===== AVAILABLE RECORDS =====

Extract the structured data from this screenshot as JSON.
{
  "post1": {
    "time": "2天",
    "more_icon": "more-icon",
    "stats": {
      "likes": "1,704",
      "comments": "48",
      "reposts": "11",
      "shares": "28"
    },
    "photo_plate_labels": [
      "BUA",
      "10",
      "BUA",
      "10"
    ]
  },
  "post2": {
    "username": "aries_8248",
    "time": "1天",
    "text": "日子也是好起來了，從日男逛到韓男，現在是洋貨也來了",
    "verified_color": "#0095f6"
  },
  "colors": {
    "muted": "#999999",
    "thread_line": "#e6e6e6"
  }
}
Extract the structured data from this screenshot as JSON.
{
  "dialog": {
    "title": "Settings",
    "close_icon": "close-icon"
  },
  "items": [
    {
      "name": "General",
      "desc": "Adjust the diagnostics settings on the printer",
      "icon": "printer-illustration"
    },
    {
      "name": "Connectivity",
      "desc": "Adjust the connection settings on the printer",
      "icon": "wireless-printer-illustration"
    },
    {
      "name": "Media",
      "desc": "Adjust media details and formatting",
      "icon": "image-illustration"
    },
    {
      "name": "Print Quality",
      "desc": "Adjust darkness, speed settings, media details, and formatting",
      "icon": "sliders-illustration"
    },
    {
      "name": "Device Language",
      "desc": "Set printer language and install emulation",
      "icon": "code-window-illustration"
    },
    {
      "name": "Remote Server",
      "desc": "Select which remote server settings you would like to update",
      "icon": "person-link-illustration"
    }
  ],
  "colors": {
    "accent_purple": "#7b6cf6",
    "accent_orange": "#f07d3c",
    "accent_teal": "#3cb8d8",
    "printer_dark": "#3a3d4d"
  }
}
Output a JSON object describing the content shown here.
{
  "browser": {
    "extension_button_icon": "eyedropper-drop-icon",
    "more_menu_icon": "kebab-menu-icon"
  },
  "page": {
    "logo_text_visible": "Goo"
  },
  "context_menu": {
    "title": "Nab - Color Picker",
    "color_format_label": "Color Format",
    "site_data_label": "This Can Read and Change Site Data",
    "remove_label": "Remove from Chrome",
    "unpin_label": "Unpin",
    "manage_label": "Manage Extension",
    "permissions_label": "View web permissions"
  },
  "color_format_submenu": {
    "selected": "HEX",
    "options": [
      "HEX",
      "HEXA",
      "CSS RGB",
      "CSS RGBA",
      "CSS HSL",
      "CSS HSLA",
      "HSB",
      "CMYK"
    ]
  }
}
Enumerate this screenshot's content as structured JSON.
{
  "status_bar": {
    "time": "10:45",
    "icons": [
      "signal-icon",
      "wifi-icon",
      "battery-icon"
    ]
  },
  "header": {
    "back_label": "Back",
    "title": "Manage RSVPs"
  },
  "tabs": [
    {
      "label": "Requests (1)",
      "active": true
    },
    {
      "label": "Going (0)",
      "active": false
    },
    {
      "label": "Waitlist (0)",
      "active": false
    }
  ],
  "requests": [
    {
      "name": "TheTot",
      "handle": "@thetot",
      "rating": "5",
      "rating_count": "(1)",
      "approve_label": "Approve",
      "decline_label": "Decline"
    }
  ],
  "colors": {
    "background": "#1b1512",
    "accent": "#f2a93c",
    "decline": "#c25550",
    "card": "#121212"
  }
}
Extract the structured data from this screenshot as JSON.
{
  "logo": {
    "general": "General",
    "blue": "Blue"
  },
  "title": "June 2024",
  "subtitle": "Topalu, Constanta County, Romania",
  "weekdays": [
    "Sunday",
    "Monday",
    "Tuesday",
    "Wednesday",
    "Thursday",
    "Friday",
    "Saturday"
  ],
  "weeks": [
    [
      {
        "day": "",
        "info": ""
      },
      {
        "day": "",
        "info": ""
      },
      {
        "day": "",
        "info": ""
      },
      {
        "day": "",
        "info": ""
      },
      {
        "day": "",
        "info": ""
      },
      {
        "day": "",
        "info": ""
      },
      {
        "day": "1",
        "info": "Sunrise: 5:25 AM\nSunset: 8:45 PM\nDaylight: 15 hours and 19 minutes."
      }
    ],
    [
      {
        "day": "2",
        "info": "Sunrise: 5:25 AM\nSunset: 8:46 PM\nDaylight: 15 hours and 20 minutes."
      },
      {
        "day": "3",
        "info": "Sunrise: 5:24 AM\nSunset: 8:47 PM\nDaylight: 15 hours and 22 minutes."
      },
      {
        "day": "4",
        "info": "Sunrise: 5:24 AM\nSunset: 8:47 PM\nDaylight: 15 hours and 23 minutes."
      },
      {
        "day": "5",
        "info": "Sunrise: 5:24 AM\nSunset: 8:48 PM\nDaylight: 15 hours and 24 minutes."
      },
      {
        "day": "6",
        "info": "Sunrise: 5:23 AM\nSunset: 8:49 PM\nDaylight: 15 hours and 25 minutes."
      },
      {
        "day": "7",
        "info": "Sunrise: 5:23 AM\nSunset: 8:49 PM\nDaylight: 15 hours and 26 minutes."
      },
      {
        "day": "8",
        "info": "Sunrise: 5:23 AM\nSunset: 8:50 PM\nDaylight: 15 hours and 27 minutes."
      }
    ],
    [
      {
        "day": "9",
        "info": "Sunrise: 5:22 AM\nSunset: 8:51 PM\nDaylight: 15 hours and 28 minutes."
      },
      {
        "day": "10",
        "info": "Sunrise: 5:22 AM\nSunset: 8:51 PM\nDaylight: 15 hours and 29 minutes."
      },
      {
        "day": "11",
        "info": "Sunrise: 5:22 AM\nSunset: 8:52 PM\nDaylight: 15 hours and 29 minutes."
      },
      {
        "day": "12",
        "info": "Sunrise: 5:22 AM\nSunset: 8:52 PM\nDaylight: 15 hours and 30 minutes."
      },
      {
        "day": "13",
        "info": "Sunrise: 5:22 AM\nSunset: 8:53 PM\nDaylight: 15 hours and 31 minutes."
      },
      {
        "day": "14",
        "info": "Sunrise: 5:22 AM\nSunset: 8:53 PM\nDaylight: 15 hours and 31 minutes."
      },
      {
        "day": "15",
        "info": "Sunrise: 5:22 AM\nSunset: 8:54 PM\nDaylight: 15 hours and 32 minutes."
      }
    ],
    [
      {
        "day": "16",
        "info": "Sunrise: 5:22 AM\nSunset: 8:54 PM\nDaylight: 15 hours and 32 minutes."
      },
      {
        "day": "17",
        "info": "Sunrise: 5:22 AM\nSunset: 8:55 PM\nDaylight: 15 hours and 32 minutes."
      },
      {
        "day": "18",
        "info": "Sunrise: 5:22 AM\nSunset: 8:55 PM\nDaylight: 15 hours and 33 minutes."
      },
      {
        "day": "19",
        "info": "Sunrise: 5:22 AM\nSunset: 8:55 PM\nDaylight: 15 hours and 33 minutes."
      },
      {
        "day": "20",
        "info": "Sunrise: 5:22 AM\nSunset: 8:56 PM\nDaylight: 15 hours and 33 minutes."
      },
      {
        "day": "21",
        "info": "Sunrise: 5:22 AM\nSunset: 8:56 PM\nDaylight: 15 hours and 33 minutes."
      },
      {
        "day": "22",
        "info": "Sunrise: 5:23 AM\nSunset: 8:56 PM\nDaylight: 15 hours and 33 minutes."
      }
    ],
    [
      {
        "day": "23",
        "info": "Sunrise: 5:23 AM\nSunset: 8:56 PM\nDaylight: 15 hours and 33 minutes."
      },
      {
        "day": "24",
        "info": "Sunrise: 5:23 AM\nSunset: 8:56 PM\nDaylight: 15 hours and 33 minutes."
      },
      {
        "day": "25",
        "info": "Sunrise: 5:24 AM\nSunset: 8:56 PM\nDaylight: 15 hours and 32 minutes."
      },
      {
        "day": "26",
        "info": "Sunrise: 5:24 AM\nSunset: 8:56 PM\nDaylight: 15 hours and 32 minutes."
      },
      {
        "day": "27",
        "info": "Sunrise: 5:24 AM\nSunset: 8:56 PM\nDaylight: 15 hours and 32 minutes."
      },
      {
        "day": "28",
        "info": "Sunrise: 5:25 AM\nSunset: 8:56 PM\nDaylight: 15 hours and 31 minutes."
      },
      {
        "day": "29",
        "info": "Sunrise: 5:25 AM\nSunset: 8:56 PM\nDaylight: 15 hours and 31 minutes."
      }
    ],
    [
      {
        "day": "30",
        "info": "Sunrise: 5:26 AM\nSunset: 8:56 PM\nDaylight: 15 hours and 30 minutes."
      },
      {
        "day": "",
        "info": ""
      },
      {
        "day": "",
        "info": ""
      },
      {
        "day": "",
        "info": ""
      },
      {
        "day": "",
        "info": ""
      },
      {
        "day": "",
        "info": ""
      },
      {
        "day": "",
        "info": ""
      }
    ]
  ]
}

=====

→ **INSTRUCTIONS FOR THE TASK**:
Copy all lines from the data that hold the word "details".

→ **THE REPLY**:
      "desc": "Adjust media details and formatting",
      "desc": "Adjust darkness, speed settings, media details, and formatting",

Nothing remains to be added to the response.